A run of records

┄┄┄┄┄┄┄┄┄┄

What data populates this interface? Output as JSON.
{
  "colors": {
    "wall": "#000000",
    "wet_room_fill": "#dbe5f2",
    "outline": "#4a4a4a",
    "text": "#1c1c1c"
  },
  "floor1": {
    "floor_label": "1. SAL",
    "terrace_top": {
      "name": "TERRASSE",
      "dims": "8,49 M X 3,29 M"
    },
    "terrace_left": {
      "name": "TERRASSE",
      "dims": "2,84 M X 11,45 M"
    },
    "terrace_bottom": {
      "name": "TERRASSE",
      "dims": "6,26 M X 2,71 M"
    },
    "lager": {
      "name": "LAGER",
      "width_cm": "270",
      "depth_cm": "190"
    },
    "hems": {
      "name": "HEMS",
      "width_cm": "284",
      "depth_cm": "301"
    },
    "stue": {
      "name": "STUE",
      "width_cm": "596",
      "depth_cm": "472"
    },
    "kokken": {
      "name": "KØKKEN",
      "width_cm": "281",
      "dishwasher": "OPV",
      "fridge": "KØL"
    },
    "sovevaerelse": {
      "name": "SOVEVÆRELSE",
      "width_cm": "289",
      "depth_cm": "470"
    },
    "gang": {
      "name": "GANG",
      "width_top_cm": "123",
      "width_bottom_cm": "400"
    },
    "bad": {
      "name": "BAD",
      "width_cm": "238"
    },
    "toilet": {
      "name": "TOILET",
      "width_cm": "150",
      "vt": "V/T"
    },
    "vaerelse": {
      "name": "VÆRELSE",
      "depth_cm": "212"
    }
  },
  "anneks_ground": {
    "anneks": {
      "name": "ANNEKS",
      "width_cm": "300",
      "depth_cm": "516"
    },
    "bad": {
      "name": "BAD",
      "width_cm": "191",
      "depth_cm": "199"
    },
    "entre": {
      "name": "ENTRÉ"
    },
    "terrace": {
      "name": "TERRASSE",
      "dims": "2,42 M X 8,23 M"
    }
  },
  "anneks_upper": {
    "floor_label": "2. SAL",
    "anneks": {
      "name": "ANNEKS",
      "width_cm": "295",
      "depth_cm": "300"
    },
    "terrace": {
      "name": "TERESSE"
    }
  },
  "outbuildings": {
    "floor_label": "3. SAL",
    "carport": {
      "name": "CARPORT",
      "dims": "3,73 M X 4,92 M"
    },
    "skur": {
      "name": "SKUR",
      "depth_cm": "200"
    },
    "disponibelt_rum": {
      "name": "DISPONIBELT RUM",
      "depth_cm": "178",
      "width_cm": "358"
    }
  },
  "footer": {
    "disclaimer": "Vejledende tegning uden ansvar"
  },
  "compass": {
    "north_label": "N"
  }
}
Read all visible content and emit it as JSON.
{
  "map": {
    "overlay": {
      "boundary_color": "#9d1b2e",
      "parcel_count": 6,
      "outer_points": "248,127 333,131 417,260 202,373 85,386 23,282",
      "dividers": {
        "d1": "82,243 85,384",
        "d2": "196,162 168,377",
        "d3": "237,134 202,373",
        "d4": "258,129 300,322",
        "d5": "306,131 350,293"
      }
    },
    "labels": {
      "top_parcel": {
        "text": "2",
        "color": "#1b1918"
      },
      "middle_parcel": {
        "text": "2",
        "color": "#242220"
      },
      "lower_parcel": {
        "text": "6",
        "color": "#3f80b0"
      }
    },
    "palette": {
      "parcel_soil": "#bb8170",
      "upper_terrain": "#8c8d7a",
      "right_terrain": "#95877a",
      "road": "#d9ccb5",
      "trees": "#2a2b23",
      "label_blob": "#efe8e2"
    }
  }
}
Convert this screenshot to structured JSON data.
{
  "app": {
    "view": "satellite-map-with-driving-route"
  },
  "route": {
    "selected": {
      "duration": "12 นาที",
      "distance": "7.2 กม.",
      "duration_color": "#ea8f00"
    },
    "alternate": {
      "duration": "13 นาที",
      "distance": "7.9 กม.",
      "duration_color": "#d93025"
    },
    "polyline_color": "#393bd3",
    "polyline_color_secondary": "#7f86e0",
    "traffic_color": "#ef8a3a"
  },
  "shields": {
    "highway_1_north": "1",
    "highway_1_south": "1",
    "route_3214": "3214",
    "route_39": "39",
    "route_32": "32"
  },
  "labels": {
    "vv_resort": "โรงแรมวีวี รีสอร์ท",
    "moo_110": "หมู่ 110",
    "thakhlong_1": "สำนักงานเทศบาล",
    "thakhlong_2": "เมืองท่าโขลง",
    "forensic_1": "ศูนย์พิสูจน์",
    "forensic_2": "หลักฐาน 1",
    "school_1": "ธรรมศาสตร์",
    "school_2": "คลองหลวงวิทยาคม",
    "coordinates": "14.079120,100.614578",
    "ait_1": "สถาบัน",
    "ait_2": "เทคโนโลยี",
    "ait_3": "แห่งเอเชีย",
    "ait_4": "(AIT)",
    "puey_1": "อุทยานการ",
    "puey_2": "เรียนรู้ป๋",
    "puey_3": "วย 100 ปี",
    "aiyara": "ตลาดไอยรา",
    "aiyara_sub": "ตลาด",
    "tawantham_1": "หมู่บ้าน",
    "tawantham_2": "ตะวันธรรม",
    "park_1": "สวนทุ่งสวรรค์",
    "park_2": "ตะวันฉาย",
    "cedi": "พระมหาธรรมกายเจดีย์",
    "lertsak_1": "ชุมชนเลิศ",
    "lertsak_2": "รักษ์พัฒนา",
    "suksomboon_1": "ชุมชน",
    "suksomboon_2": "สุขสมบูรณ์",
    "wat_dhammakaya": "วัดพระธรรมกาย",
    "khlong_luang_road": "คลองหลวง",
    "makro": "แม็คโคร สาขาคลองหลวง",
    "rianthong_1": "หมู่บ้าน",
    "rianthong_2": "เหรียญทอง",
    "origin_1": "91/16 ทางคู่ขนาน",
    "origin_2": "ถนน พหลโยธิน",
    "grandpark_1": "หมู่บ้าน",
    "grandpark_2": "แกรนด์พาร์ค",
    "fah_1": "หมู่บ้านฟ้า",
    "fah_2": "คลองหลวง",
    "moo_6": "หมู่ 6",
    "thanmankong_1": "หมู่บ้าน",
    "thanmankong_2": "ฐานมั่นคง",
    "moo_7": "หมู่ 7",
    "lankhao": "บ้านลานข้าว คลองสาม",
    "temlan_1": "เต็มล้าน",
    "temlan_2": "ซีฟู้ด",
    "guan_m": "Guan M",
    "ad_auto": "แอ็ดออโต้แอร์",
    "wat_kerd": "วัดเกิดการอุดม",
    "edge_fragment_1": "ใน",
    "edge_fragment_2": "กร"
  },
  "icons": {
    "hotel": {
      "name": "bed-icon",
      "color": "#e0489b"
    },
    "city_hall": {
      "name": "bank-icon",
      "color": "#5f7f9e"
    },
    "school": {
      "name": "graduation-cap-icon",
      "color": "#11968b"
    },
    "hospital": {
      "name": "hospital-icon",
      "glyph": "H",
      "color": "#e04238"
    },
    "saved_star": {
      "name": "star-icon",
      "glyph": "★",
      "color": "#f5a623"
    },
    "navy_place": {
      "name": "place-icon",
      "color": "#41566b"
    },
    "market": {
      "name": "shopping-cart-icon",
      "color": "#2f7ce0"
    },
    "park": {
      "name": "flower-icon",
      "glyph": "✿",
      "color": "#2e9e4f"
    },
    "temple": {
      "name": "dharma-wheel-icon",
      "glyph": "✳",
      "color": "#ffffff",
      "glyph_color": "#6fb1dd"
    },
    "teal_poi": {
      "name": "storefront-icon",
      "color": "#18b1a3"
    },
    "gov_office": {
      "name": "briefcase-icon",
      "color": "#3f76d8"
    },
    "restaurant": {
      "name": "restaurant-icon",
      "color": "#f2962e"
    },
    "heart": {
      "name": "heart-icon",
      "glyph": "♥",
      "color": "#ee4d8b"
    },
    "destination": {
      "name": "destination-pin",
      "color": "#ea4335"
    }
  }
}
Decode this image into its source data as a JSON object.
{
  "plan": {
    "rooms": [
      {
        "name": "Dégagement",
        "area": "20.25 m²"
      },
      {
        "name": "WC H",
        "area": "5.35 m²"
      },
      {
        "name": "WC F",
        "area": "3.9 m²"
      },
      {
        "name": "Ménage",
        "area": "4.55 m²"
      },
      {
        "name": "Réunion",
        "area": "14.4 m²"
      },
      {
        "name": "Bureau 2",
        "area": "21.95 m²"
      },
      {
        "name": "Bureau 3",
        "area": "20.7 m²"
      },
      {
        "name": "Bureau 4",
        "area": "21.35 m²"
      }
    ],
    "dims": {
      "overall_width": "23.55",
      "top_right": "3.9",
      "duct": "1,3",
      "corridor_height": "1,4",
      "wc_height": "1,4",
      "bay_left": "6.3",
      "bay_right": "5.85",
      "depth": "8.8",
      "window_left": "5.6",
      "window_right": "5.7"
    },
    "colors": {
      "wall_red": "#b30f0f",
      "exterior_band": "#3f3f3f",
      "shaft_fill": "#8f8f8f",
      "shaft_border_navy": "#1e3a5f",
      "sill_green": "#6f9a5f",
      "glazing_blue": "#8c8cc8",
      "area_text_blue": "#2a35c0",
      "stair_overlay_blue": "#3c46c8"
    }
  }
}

┄┄┄┄┄┄┄┄┄┄

[Task directions] From the line that contains "Decode this image" down to the last line of the listing above, repeat each line exactly, and include nothing else.

[Output]
Decode this image into its source data as a JSON object.
{
  "plan": {
    "rooms": [
      {
        "name": "Dégagement",
        "area": "20.25 m²"
      },
      {
        "name": "WC H",
        "area": "5.35 m²"
      },
      {
        "name": "WC F",
        "area": "3.9 m²"
      },
      {
        "name": "Ménage",
        "area": "4.55 m²"
      },
      {
        "name": "Réunion",
        "area": "14.4 m²"
      },
      {
        "name": "Bureau 2",
        "area": "21.95 m²"
      },
      {
        "name": "Bureau 3",
        "area": "20.7 m²"
      },
      {
        "name": "Bureau 4",
        "area": "21.35 m²"
      }
    ],
    "dims": {
      "overall_width": "23.55",
      "top_right": "3.9",
      "duct": "1,3",
      "corridor_height": "1,4",
      "wc_height": "1,4",
      "bay_left": "6.3",
      "bay_right": "5.85",
      "depth": "8.8",
      "window_left": "5.6",
      "window_right": "5.7"
    },
    "colors": {
      "wall_red": "#b30f0f",
      "exterior_band": "#3f3f3f",
      "shaft_fill": "#8f8f8f",
      "shaft_border_navy": "#1e3a5f",
      "sill_green": "#6f9a5f",
      "glazing_blue": "#8c8cc8",
      "area_text_blue": "#2a35c0",
      "stair_overlay_blue": "#3c46c8"
    }
  }
}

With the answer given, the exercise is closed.